§ **WORK REQUIRED**:
Under this task are some entries; return every one of them exactly.

— begin ENTRIES SUPPLIED —

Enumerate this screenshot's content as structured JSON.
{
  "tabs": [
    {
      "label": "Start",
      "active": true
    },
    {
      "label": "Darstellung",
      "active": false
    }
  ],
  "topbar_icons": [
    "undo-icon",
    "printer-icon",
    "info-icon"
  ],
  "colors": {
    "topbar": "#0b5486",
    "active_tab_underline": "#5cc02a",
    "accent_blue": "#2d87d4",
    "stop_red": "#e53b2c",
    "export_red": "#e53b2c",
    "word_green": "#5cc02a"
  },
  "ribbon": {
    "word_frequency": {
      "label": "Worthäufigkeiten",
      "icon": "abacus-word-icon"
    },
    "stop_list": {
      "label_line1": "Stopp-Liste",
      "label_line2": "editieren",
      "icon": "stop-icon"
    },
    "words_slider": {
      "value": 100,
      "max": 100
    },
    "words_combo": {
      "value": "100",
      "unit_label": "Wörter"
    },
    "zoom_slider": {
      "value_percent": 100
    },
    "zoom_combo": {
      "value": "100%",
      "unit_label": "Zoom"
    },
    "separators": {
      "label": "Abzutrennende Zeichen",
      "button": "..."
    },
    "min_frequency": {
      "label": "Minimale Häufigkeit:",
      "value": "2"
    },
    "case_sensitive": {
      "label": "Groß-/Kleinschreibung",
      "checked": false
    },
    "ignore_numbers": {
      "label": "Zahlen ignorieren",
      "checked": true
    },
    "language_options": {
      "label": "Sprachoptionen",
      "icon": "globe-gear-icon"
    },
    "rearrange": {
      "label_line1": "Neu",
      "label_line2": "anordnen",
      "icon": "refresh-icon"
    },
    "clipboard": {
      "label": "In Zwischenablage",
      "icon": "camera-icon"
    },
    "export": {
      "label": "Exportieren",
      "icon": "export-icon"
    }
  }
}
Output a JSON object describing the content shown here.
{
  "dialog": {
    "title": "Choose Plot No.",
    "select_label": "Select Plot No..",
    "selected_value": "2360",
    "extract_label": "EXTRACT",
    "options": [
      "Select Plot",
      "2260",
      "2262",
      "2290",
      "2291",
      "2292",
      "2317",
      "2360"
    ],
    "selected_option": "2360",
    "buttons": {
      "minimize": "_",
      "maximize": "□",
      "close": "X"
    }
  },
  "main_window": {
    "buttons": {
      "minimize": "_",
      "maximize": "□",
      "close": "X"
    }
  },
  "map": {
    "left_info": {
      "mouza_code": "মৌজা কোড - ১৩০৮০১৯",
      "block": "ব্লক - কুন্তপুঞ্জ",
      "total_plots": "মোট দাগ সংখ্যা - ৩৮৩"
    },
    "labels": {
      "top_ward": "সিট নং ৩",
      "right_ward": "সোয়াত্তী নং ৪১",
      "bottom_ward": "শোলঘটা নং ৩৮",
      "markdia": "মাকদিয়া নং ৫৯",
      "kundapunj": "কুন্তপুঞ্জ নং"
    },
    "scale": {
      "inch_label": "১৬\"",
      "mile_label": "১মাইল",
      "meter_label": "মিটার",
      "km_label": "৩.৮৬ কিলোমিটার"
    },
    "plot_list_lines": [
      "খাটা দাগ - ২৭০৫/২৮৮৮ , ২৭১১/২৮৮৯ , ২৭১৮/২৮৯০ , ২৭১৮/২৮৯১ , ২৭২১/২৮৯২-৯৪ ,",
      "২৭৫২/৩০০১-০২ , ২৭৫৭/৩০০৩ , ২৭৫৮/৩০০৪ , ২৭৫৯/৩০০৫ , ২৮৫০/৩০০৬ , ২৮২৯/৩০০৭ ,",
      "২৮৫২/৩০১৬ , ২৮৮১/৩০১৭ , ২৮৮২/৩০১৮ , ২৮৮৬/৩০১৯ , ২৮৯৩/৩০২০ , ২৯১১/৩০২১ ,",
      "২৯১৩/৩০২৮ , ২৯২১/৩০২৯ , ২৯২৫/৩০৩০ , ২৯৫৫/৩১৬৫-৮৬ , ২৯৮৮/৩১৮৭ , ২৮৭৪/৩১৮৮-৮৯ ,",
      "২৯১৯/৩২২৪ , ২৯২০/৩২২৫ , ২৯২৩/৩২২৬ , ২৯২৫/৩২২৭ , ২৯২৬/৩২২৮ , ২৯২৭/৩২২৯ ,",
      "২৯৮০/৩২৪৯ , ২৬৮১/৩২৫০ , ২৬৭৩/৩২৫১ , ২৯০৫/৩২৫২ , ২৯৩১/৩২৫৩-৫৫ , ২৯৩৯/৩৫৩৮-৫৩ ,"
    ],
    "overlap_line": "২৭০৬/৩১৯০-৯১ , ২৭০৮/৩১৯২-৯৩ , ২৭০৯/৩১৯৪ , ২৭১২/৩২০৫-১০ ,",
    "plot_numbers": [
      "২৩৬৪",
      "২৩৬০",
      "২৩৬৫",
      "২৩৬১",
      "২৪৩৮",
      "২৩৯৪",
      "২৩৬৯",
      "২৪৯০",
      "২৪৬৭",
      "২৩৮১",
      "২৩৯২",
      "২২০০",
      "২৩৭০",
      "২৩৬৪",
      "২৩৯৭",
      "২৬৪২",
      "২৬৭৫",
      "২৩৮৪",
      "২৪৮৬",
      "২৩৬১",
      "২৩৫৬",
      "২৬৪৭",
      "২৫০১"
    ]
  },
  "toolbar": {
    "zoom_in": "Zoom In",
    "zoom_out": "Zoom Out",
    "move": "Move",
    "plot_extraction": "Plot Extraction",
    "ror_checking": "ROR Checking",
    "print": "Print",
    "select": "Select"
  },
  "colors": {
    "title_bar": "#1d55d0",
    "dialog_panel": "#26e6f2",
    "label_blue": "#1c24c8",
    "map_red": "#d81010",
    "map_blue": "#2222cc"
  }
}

— end ENTRIES SUPPLIED —

§ **ANSWER FOR THE TASK**:
Enumerate this screenshot's content as structured JSON.
{
  "tabs": [
    {
      "label": "Start",
      "active": true
    },
    {
      "label": "Darstellung",
      "active": false
    }
  ],
  "topbar_icons": [
    "undo-icon",
    "printer-icon",
    "info-icon"
  ],
  "colors": {
    "topbar": "#0b5486",
    "active_tab_underline": "#5cc02a",
    "accent_blue": "#2d87d4",
    "stop_red": "#e53b2c",
    "export_red": "#e53b2c",
    "word_green": "#5cc02a"
  },
  "ribbon": {
    "word_frequency": {
      "label": "Worthäufigkeiten",
      "icon": "abacus-word-icon"
    },
    "stop_list": {
      "label_line1": "Stopp-Liste",
      "label_line2": "editieren",
      "icon": "stop-icon"
    },
    "words_slider": {
      "value": 100,
      "max": 100
    },
    "words_combo": {
      "value": "100",
      "unit_label": "Wörter"
    },
    "zoom_slider": {
      "value_percent": 100
    },
    "zoom_combo": {
      "value": "100%",
      "unit_label": "Zoom"
    },
    "separators": {
      "label": "Abzutrennende Zeichen",
      "button": "..."
    },
    "min_frequency": {
      "label": "Minimale Häufigkeit:",
      "value": "2"
    },
    "case_sensitive": {
      "label": "Groß-/Kleinschreibung",
      "checked": false
    },
    "ignore_numbers": {
      "label": "Zahlen ignorieren",
      "checked": true
    },
    "language_options": {
      "label": "Sprachoptionen",
      "icon": "globe-gear-icon"
    },
    "rearrange": {
      "label_line1": "Neu",
      "label_line2": "anordnen",
      "icon": "refresh-icon"
    },
    "clipboard": {
      "label": "In Zwischenablage",
      "icon": "camera-icon"
    },
    "export": {
      "label": "Exportieren",
      "icon": "export-icon"
    }
  }
}
Output a JSON object describing the content shown here.
{
  "dialog": {
    "title": "Choose Plot No.",
    "select_label": "Select Plot No..",
    "selected_value": "2360",
    "extract_label": "EXTRACT",
    "options": [
      "Select Plot",
      "2260",
      "2262",
      "2290",
      "2291",
      "2292",
      "2317",
      "2360"
    ],
    "selected_option": "2360",
    "buttons": {
      "minimize": "_",
      "maximize": "□",
      "close": "X"
    }
  },
  "main_window": {
    "buttons": {
      "minimize": "_",
      "maximize": "□",
      "close": "X"
    }
  },
  "map": {
    "left_info": {
      "mouza_code": "মৌজা কোড - ১৩০৮০১৯",
      "block": "ব্লক - কুন্তপুঞ্জ",
      "total_plots": "মোট দাগ সংখ্যা - ৩৮৩"
    },
    "labels": {
      "top_ward": "সিট নং ৩",
      "right_ward": "সোয়াত্তী নং ৪১",
      "bottom_ward": "শোলঘটা নং ৩৮",
      "markdia": "মাকদিয়া নং ৫৯",
      "kundapunj": "কুন্তপুঞ্জ নং"
    },
    "scale": {
      "inch_label": "১৬\"",
      "mile_label": "১মাইল",
      "meter_label": "মিটার",
      "km_label": "৩.৮৬ কিলোমিটার"
    },
    "plot_list_lines": [
      "খাটা দাগ - ২৭০৫/২৮৮৮ , ২৭১১/২৮৮৯ , ২৭১৮/২৮৯০ , ২৭১৮/২৮৯১ , ২৭২১/২৮৯২-৯৪ ,",
      "২৭৫২/৩০০১-০২ , ২৭৫৭/৩০০৩ , ২৭৫৮/৩০০৪ , ২৭৫৯/৩০০৫ , ২৮৫০/৩০০৬ , ২৮২৯/৩০০৭ ,",
      "২৮৫২/৩০১৬ , ২৮৮১/৩০১৭ , ২৮৮২/৩০১৮ , ২৮৮৬/৩০১৯ , ২৮৯৩/৩০২০ , ২৯১১/৩০২১ ,",
      "২৯১৩/৩০২৮ , ২৯২১/৩০২৯ , ২৯২৫/৩০৩০ , ২৯৫৫/৩১৬৫-৮৬ , ২৯৮৮/৩১৮৭ , ২৮৭৪/৩১৮৮-৮৯ ,",
      "২৯১৯/৩২২৪ , ২৯২০/৩২২৫ , ২৯২৩/৩২২৬ , ২৯২৫/৩২২৭ , ২৯২৬/৩২২৮ , ২৯২৭/৩২২৯ ,",
      "২৯৮০/৩২৪৯ , ২৬৮১/৩২৫০ , ২৬৭৩/৩২৫১ , ২৯০৫/৩২৫২ , ২৯৩১/৩২৫৩-৫৫ , ২৯৩৯/৩৫৩৮-৫৩ ,"
    ],
    "overlap_line": "২৭০৬/৩১৯০-৯১ , ২৭০৮/৩১৯২-৯৩ , ২৭০৯/৩১৯৪ , ২৭১২/৩২০৫-১০ ,",
    "plot_numbers": [
      "২৩৬৪",
      "২৩৬০",
      "২৩৬৫",
      "২৩৬১",
      "২৪৩৮",
      "২৩৯৪",
      "২৩৬৯",
      "২৪৯০",
      "২৪৬৭",
      "২৩৮১",
      "২৩৯২",
      "২২০০",
      "২৩৭০",
      "২৩৬৪",
      "২৩৯৭",
      "২৬৪২",
      "২৬৭৫",
      "২৩৮৪",
      "২৪৮৬",
      "২৩৬১",
      "২৩৫৬",
      "২৬৪৭",
      "২৫০১"
    ]
  },
  "toolbar": {
    "zoom_in": "Zoom In",
    "zoom_out": "Zoom Out",
    "move": "Move",
    "plot_extraction": "Plot Extraction",
    "ror_checking": "ROR Checking",
    "print": "Print",
    "select": "Select"
  },
  "colors": {
    "title_bar": "#1d55d0",
    "dialog_panel": "#26e6f2",
    "label_blue": "#1c24c8",
    "map_red": "#d81010",
    "map_blue": "#2222cc"
  }
}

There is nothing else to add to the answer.